### Entries shown
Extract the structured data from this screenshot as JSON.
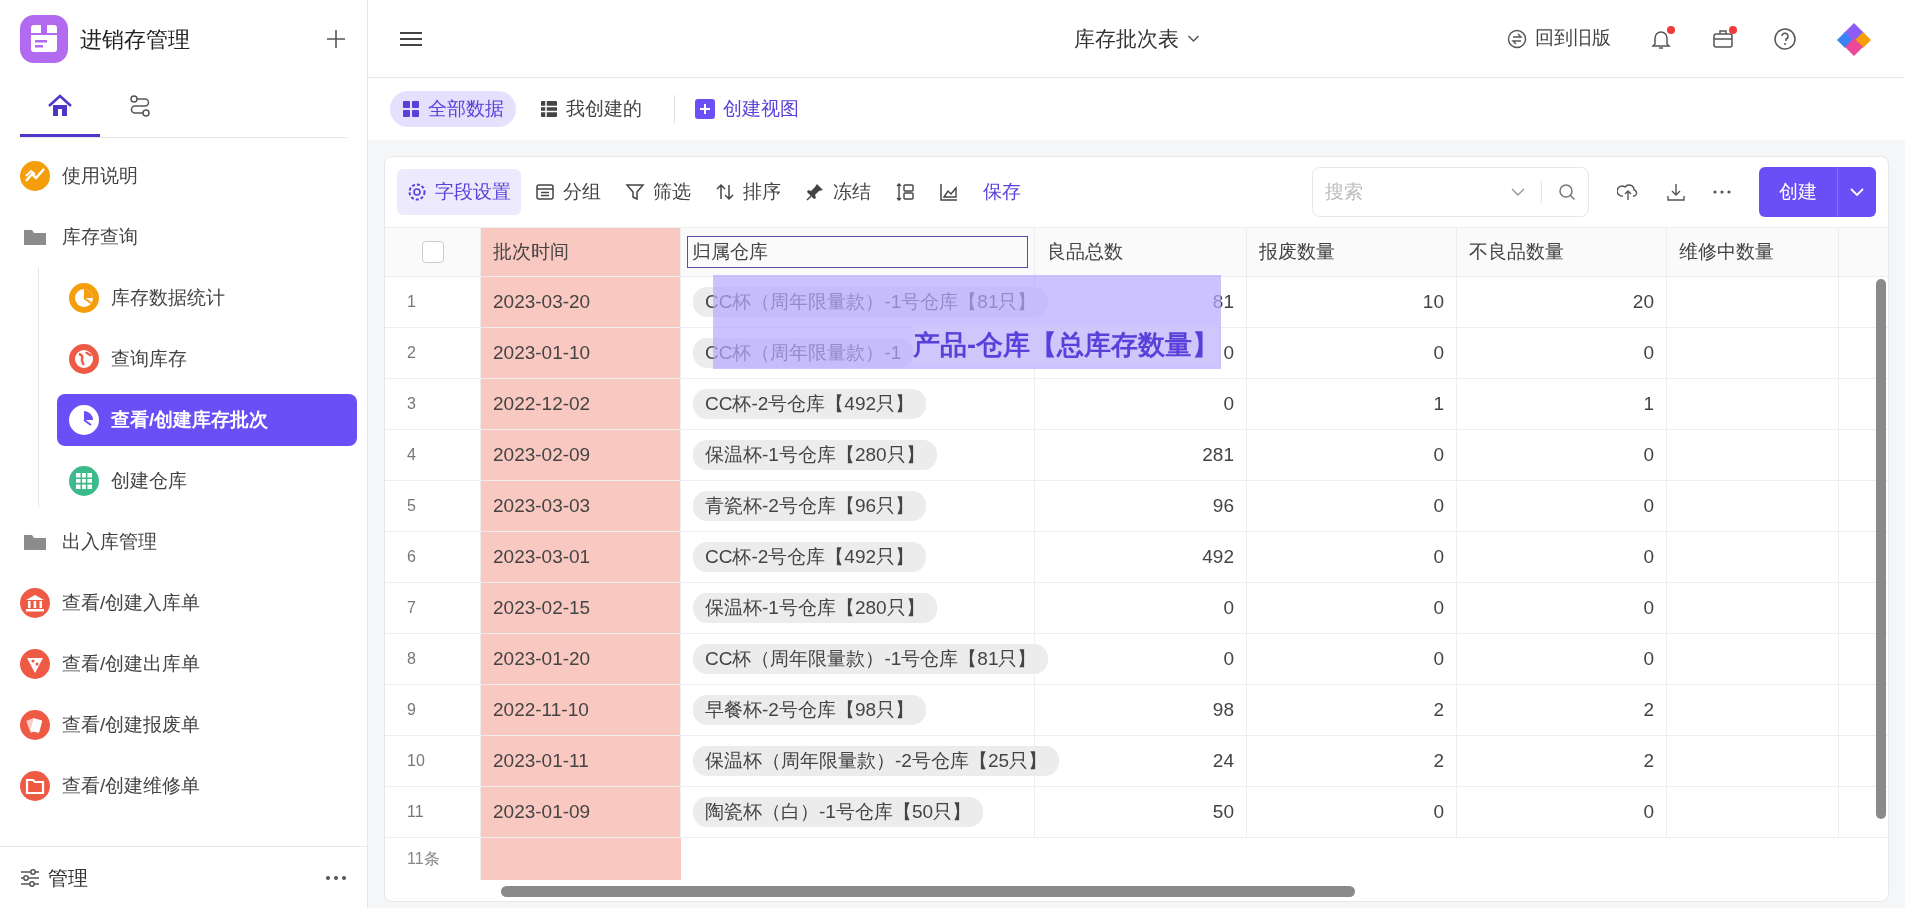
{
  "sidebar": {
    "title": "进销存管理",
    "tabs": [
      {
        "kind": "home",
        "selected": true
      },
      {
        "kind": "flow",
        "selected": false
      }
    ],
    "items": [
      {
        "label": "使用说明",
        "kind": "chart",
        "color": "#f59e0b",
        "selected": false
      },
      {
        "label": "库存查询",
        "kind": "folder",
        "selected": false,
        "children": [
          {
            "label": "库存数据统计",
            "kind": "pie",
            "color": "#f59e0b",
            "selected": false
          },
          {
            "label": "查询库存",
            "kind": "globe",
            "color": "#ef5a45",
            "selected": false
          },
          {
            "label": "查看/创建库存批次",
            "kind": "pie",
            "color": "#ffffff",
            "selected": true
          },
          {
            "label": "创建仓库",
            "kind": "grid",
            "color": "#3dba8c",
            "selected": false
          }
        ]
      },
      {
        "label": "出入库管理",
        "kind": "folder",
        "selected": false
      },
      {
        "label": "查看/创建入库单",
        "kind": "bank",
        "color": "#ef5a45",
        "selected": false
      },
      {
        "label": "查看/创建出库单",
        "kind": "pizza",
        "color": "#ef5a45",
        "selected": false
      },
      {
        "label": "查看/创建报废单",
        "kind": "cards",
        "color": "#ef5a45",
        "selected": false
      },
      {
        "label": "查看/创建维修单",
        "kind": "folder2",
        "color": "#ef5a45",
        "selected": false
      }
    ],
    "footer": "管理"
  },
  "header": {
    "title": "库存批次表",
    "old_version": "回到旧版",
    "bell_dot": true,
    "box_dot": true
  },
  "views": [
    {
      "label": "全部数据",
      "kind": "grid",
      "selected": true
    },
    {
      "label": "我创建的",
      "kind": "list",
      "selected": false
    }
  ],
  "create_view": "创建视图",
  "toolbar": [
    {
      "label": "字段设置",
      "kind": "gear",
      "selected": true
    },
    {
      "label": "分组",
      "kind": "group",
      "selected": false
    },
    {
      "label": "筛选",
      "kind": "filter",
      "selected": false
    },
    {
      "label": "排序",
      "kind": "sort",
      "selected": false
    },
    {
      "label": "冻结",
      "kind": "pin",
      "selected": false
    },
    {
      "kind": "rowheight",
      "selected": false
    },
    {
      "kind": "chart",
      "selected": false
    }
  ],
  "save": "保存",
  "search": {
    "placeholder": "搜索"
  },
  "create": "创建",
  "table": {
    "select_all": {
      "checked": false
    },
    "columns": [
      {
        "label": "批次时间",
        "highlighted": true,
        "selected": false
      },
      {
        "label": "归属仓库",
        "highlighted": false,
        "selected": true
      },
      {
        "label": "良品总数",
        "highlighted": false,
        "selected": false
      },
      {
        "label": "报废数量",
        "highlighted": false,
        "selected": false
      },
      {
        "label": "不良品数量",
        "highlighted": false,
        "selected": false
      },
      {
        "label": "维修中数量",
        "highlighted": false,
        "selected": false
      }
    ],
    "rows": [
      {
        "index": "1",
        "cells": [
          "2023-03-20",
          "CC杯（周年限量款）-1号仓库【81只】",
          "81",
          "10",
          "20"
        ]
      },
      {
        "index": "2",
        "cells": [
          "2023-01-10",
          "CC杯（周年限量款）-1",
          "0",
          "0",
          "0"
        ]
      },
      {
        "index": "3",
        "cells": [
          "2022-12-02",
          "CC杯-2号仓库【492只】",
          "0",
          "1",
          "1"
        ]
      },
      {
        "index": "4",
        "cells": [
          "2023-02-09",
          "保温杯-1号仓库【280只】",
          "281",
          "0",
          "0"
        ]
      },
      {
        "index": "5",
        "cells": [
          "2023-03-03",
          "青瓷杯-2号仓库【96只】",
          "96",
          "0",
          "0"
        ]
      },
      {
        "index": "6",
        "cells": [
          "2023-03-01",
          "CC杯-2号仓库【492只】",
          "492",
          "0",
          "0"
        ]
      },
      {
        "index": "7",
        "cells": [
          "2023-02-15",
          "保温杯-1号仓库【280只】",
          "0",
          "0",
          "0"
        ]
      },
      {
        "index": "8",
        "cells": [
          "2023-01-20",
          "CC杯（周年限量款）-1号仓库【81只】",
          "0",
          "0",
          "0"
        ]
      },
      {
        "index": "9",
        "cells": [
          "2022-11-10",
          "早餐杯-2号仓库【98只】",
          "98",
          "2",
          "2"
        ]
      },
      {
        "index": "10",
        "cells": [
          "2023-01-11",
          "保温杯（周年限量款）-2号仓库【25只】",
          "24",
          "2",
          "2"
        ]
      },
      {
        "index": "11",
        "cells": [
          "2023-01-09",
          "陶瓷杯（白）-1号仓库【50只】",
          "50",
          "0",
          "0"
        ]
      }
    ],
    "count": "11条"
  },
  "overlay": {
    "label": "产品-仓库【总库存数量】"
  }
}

### Given request
Copy the records above exactly. The pictures are not part of the copy.

### Reply to the exercise
Extract the structured data from this screenshot as JSON.
{
  "sidebar": {
    "title": "进销存管理",
    "tabs": [
      {
        "kind": "home",
        "selected": true
      },
      {
        "kind": "flow",
        "selected": false
      }
    ],
    "items": [
      {
        "label": "使用说明",
        "kind": "chart",
        "color": "#f59e0b",
        "selected": false
      },
      {
        "label": "库存查询",
        "kind": "folder",
        "selected": false,
        "children": [
          {
            "label": "库存数据统计",
            "kind": "pie",
            "color": "#f59e0b",
            "selected": false
          },
          {
            "label": "查询库存",
            "kind": "globe",
            "color": "#ef5a45",
            "selected": false
          },
          {
            "label": "查看/创建库存批次",
            "kind": "pie",
            "color": "#ffffff",
            "selected": true
          },
          {
            "label": "创建仓库",
            "kind": "grid",
            "color": "#3dba8c",
            "selected": false
          }
        ]
      },
      {
        "label": "出入库管理",
        "kind": "folder",
        "selected": false
      },
      {
        "label": "查看/创建入库单",
        "kind": "bank",
        "color": "#ef5a45",
        "selected": false
      },
      {
        "label": "查看/创建出库单",
        "kind": "pizza",
        "color": "#ef5a45",
        "selected": false
      },
      {
        "label": "查看/创建报废单",
        "kind": "cards",
        "color": "#ef5a45",
        "selected": false
      },
      {
        "label": "查看/创建维修单",
        "kind": "folder2",
        "color": "#ef5a45",
        "selected": false
      }
    ],
    "footer": "管理"
  },
  "header": {
    "title": "库存批次表",
    "old_version": "回到旧版",
    "bell_dot": true,
    "box_dot": true
  },
  "views": [
    {
      "label": "全部数据",
      "kind": "grid",
      "selected": true
    },
    {
      "label": "我创建的",
      "kind": "list",
      "selected": false
    }
  ],
  "create_view": "创建视图",
  "toolbar": [
    {
      "label": "字段设置",
      "kind": "gear",
      "selected": true
    },
    {
      "label": "分组",
      "kind": "group",
      "selected": false
    },
    {
      "label": "筛选",
      "kind": "filter",
      "selected": false
    },
    {
      "label": "排序",
      "kind": "sort",
      "selected": false
    },
    {
      "label": "冻结",
      "kind": "pin",
      "selected": false
    },
    {
      "kind": "rowheight",
      "selected": false
    },
    {
      "kind": "chart",
      "selected": false
    }
  ],
  "save": "保存",
  "search": {
    "placeholder": "搜索"
  },
  "create": "创建",
  "table": {
    "select_all": {
      "checked": false
    },
    "columns": [
      {
        "label": "批次时间",
        "highlighted": true,
        "selected": false
      },
      {
        "label": "归属仓库",
        "highlighted": false,
        "selected": true
      },
      {
        "label": "良品总数",
        "highlighted": false,
        "selected": false
      },
      {
        "label": "报废数量",
        "highlighted": false,
        "selected": false
      },
      {
        "label": "不良品数量",
        "highlighted": false,
        "selected": false
      },
      {
        "label": "维修中数量",
        "highlighted": false,
        "selected": false
      }
    ],
    "rows": [
      {
        "index": "1",
        "cells": [
          "2023-03-20",
          "CC杯（周年限量款）-1号仓库【81只】",
          "81",
          "10",
          "20"
        ]
      },
      {
        "index": "2",
        "cells": [
          "2023-01-10",
          "CC杯（周年限量款）-1",
          "0",
          "0",
          "0"
        ]
      },
      {
        "index": "3",
        "cells": [
          "2022-12-02",
          "CC杯-2号仓库【492只】",
          "0",
          "1",
          "1"
        ]
      },
      {
        "index": "4",
        "cells": [
          "2023-02-09",
          "保温杯-1号仓库【280只】",
          "281",
          "0",
          "0"
        ]
      },
      {
        "index": "5",
        "cells": [
          "2023-03-03",
          "青瓷杯-2号仓库【96只】",
          "96",
          "0",
          "0"
        ]
      },
      {
        "index": "6",
        "cells": [
          "2023-03-01",
          "CC杯-2号仓库【492只】",
          "492",
          "0",
          "0"
        ]
      },
      {
        "index": "7",
        "cells": [
          "2023-02-15",
          "保温杯-1号仓库【280只】",
          "0",
          "0",
          "0"
        ]
      },
      {
        "index": "8",
        "cells": [
          "2023-01-20",
          "CC杯（周年限量款）-1号仓库【81只】",
          "0",
          "0",
          "0"
        ]
      },
      {
        "index": "9",
        "cells": [
          "2022-11-10",
          "早餐杯-2号仓库【98只】",
          "98",
          "2",
          "2"
        ]
      },
      {
        "index": "10",
        "cells": [
          "2023-01-11",
          "保温杯（周年限量款）-2号仓库【25只】",
          "24",
          "2",
          "2"
        ]
      },
      {
        "index": "11",
        "cells": [
          "2023-01-09",
          "陶瓷杯（白）-1号仓库【50只】",
          "50",
          "0",
          "0"
        ]
      }
    ],
    "count": "11条"
  },
  "overlay": {
    "label": "产品-仓库【总库存数量】"
  }
}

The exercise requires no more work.